## Given exercise
Write out every single entry exactly.

[Figure data in JSON]
____

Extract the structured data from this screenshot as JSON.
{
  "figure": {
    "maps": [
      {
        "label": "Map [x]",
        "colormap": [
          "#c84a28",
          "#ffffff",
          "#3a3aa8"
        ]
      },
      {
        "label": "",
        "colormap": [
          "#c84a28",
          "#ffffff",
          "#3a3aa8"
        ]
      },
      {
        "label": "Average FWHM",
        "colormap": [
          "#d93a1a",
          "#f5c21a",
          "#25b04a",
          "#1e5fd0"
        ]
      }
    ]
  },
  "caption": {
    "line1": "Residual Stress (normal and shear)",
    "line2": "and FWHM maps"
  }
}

____

## Output
Extract the structured data from this screenshot as JSON.
{
  "figure": {
    "maps": [
      {
        "label": "Map [x]",
        "colormap": [
          "#c84a28",
          "#ffffff",
          "#3a3aa8"
        ]
      },
      {
        "label": "",
        "colormap": [
          "#c84a28",
          "#ffffff",
          "#3a3aa8"
        ]
      },
      {
        "label": "Average FWHM",
        "colormap": [
          "#d93a1a",
          "#f5c21a",
          "#25b04a",
          "#1e5fd0"
        ]
      }
    ]
  },
  "caption": {
    "line1": "Residual Stress (normal and shear)",
    "line2": "and FWHM maps"
  }
}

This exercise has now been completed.